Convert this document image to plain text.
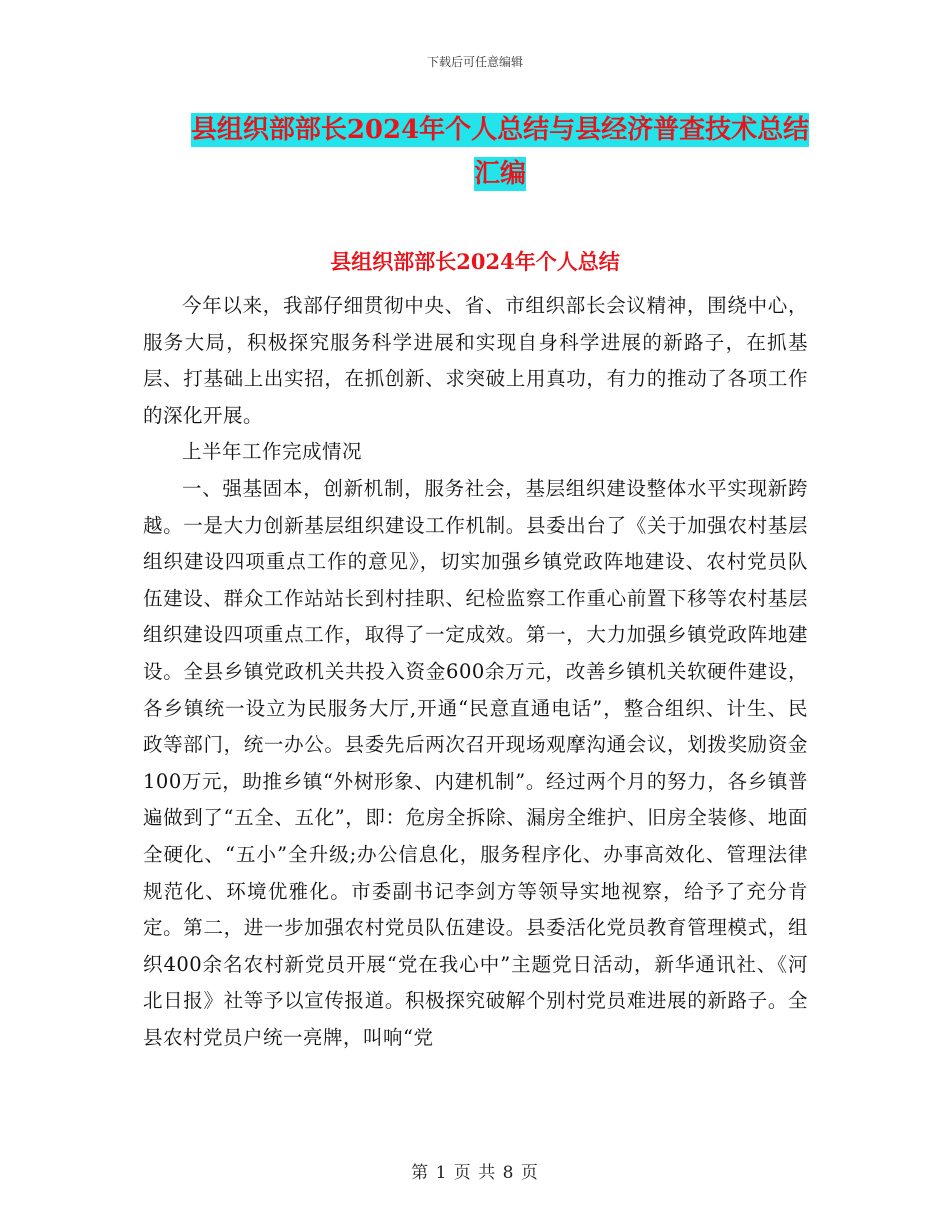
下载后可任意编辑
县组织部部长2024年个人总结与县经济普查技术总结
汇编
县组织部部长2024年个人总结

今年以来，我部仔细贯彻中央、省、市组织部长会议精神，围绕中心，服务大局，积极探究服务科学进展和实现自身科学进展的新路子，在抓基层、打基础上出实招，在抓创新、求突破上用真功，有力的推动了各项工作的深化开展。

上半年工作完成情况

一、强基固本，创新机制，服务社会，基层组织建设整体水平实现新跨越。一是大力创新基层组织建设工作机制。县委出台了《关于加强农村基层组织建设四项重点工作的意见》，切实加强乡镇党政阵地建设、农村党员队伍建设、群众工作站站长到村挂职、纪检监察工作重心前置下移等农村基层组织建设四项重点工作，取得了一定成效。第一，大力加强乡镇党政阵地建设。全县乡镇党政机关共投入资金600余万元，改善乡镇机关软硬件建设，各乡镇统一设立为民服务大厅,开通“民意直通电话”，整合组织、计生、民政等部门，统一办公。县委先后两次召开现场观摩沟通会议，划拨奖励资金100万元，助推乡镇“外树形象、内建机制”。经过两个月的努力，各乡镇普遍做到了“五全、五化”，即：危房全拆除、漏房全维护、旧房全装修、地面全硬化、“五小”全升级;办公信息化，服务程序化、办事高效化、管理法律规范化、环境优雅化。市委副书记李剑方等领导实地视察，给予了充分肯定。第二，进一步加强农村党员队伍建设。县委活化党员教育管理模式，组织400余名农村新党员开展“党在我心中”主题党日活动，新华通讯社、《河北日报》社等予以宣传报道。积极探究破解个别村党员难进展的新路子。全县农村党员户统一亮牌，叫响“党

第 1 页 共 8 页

--

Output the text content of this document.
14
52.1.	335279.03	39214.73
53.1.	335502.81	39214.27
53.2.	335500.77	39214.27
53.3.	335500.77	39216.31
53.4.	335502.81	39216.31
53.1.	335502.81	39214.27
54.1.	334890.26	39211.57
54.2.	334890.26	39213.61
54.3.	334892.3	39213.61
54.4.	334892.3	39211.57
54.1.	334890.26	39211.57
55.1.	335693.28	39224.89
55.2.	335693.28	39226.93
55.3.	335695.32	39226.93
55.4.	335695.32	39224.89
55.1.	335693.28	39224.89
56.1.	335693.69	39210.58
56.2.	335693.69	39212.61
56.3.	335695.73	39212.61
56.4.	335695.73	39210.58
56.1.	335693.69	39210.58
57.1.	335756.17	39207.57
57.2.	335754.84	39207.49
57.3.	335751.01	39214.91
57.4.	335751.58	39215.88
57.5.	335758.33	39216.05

--

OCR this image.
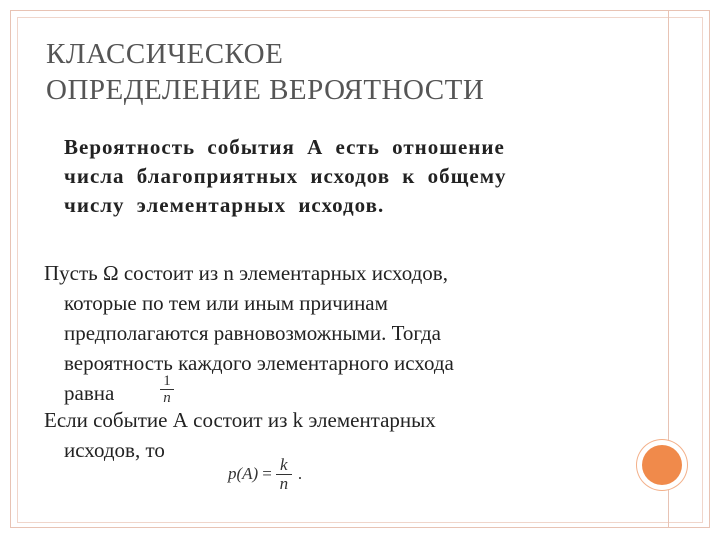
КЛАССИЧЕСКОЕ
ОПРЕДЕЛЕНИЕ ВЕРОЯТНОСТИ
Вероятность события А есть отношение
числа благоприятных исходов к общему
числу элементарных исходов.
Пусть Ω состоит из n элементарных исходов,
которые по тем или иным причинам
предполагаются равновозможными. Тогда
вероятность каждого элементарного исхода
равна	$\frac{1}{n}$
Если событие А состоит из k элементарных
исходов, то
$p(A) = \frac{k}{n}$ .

--

• _GIVEN EXERCISE_
Pull out every line of the entries that includes the word "image".

• _THE RESULT_
Convert this document image to plain text.
OCR this image.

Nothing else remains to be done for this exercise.